* _DATASET EXTRACT_:
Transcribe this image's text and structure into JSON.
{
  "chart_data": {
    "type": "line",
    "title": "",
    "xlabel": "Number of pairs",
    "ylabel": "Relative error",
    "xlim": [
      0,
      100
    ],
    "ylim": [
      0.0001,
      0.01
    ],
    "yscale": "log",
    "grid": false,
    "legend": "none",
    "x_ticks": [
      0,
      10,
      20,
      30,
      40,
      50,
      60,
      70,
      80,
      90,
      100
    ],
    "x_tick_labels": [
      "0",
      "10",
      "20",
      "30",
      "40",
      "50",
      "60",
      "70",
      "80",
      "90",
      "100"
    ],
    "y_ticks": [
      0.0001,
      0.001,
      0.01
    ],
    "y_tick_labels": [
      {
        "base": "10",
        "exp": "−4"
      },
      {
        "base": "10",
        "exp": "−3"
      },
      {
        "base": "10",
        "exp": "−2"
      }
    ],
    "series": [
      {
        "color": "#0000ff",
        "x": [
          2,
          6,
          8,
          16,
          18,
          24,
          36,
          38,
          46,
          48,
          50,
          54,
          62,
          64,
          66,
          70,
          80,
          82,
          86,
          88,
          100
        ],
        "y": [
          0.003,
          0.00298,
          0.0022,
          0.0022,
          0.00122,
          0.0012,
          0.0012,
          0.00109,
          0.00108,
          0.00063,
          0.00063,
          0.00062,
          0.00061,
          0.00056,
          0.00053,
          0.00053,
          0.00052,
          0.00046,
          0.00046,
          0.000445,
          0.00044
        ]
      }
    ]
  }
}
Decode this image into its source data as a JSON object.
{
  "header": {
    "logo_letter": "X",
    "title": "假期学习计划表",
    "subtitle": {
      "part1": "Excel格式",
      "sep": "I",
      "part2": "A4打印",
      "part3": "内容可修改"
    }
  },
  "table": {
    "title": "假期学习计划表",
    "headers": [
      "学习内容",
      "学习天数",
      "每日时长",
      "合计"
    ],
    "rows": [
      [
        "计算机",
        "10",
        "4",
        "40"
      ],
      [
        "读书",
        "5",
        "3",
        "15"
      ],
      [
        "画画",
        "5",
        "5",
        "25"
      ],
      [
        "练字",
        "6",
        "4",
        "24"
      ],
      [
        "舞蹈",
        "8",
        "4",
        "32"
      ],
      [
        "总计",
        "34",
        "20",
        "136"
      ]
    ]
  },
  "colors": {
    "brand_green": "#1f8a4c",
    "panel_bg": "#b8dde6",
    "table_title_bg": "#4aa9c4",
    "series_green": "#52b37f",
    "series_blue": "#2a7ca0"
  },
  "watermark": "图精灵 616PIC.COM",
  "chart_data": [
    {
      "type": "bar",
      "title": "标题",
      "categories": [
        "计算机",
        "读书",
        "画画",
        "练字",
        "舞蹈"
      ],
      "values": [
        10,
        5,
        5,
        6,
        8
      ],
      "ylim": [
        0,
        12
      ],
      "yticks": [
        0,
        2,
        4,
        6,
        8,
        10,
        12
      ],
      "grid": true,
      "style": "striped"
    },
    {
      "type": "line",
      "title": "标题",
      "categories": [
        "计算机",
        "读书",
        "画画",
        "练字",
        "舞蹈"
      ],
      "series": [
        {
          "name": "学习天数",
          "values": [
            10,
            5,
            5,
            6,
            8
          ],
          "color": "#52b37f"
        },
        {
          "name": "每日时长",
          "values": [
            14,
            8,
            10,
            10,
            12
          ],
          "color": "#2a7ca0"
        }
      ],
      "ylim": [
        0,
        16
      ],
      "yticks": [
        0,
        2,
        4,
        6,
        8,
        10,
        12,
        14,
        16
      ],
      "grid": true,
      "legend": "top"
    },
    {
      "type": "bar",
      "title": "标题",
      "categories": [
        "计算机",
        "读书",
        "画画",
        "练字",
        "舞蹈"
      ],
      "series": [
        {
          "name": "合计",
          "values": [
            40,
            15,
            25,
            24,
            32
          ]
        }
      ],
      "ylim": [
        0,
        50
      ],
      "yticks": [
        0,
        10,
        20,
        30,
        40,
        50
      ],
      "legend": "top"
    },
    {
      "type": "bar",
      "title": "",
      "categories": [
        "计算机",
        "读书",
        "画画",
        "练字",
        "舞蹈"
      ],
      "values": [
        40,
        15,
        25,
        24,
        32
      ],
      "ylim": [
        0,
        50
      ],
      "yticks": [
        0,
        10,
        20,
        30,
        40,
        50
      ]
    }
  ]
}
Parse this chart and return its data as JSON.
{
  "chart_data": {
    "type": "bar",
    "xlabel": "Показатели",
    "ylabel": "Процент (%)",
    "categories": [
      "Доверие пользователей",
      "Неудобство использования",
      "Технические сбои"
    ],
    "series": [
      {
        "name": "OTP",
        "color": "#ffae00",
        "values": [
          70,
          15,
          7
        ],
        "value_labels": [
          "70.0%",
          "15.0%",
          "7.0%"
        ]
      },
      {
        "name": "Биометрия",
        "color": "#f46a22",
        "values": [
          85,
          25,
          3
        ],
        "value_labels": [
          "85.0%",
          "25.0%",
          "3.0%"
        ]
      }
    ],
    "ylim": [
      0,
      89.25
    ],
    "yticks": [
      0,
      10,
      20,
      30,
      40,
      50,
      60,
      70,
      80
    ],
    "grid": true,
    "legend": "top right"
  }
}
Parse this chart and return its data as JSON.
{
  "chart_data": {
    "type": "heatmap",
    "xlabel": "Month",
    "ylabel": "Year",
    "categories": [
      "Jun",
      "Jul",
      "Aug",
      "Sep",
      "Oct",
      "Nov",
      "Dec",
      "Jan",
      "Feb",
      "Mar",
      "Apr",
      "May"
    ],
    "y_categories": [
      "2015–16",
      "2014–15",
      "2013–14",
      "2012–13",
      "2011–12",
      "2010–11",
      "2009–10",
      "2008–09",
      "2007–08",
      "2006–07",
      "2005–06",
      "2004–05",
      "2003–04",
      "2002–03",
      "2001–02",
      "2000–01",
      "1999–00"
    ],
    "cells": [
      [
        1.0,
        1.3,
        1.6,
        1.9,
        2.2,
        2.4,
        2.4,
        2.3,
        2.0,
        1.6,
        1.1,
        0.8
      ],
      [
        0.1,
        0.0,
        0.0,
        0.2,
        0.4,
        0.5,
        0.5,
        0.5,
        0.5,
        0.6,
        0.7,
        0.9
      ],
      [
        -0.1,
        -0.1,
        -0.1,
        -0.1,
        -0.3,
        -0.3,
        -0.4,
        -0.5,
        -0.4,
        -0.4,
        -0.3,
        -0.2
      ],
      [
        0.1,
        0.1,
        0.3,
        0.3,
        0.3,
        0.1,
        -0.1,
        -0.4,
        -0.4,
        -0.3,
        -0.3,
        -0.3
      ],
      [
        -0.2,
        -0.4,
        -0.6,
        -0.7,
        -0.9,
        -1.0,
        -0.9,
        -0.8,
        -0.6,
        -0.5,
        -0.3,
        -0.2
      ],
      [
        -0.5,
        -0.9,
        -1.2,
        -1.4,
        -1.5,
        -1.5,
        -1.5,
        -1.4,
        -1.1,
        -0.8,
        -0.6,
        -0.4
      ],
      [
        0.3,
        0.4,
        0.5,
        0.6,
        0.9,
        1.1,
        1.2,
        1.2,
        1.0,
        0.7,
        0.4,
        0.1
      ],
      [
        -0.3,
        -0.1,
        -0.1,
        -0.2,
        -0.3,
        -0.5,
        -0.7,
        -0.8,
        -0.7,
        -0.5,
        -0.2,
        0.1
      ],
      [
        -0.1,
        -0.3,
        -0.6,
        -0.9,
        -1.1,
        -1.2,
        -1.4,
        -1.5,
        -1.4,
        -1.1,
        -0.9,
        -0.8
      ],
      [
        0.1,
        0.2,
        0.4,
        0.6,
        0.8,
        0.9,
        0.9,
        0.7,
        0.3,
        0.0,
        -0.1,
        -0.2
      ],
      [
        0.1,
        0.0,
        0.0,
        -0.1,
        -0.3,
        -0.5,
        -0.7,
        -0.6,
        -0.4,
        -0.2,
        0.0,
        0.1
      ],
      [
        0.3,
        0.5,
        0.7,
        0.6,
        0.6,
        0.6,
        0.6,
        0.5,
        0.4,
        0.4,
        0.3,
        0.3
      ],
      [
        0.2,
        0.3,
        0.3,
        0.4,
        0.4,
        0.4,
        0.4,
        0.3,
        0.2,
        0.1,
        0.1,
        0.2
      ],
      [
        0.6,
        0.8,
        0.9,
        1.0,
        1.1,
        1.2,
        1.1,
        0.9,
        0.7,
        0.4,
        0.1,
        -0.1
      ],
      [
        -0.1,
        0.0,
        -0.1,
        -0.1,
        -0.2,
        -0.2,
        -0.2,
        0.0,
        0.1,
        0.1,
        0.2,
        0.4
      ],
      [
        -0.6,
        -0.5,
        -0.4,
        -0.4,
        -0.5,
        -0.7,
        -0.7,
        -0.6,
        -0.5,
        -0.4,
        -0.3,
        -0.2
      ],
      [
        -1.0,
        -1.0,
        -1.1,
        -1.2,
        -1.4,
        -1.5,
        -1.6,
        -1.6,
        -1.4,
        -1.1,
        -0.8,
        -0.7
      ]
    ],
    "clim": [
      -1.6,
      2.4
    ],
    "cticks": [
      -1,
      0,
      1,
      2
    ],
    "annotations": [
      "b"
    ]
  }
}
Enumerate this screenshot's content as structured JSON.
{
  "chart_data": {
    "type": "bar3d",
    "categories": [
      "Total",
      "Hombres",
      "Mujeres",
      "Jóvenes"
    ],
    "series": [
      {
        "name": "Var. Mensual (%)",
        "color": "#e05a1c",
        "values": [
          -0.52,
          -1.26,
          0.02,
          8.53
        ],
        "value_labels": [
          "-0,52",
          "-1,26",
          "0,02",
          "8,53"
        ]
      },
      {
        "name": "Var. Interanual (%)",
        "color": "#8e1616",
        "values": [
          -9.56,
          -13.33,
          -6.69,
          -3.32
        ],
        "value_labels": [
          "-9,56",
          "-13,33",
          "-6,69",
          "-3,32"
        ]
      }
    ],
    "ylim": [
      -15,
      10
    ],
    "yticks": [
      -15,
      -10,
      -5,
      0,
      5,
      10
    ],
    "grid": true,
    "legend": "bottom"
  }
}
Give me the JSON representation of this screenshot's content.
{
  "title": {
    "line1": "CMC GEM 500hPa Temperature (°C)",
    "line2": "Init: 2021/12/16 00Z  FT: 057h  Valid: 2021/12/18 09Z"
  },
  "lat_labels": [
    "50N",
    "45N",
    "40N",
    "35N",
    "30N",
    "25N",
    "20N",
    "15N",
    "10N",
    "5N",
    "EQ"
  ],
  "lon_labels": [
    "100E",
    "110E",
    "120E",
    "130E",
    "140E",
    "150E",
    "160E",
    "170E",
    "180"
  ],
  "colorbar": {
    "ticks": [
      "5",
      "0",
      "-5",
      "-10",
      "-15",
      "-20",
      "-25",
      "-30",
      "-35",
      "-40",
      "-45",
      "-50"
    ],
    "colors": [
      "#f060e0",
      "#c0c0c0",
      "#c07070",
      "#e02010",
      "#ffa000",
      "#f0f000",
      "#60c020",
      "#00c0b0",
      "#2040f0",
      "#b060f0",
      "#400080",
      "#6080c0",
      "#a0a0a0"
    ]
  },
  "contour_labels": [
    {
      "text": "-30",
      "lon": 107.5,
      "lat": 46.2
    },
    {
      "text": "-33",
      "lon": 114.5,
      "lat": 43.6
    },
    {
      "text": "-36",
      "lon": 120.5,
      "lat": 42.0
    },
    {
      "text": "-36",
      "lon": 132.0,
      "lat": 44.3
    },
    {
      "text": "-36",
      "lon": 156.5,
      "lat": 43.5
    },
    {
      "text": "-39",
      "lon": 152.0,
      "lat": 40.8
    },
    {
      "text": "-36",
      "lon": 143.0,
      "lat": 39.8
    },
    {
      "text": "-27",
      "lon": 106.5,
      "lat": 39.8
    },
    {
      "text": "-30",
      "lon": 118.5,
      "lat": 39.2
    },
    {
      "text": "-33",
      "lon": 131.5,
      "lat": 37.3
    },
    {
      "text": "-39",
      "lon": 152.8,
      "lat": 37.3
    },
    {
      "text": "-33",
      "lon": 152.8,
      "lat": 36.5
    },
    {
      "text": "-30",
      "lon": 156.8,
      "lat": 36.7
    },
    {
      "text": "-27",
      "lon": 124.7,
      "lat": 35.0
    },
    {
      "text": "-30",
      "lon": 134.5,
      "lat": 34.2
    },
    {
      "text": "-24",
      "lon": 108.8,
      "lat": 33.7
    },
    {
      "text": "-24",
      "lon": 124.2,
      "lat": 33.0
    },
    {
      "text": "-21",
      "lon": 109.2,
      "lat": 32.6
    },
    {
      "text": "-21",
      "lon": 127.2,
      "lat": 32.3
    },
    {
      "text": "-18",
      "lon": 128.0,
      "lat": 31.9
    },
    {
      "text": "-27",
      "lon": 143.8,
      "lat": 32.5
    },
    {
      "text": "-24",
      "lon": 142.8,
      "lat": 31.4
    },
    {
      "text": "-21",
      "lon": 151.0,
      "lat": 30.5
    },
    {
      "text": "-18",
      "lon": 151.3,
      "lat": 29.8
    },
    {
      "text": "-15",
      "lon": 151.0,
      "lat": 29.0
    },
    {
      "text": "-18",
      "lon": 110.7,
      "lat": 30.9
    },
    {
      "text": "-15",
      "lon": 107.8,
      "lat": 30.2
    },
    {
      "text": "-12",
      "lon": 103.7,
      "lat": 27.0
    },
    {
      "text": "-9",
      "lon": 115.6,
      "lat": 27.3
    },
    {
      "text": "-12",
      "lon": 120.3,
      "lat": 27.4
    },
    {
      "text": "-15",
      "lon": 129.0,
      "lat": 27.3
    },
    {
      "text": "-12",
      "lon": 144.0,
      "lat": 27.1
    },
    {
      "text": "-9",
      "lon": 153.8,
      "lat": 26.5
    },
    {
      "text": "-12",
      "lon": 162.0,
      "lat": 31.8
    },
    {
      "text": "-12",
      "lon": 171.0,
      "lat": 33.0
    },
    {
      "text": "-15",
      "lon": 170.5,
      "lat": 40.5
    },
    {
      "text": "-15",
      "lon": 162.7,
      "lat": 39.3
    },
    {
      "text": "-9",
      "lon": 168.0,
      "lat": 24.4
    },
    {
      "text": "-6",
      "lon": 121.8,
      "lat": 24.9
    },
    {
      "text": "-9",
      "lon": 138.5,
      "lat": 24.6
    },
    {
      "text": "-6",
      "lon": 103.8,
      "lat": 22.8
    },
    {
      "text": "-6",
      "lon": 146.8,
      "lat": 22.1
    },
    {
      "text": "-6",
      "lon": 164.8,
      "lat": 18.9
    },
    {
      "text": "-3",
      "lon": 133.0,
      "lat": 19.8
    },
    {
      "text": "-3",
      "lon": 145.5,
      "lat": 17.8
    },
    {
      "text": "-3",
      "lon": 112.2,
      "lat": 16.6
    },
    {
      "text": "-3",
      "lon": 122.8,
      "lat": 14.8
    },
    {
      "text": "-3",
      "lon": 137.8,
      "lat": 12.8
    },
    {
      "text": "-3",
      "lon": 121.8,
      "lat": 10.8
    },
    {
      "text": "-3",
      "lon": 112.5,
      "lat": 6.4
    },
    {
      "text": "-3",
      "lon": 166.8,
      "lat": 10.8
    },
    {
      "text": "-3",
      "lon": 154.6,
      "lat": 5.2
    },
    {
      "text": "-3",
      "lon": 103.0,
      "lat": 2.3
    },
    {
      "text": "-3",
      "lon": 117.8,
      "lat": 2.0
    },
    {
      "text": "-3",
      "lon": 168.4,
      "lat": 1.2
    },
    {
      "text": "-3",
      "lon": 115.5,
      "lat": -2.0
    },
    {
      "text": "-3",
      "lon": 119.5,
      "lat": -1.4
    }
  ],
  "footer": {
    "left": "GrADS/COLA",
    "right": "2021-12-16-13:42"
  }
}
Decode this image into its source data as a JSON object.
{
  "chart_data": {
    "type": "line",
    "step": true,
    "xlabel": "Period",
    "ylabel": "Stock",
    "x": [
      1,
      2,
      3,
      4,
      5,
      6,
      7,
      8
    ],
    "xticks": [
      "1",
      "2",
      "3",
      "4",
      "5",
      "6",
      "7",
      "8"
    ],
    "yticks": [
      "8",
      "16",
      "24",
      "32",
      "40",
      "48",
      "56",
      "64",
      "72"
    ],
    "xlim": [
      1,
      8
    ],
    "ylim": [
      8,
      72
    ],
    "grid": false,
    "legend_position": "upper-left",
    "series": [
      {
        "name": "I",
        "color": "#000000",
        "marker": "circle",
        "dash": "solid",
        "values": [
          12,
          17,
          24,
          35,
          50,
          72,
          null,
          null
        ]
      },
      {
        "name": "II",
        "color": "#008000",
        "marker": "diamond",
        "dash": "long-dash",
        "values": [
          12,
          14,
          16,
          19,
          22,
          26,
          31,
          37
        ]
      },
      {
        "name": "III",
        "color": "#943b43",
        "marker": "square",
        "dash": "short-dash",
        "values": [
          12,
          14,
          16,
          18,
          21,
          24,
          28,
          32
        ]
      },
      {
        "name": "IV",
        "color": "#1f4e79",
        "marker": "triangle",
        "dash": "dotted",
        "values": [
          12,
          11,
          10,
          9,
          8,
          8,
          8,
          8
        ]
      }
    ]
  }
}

* _GIVEN INSTRUCTION_:
Find how many lines in the material hold the word "ylabel" and state that number alone.

* _COMPLETED TASK_:
4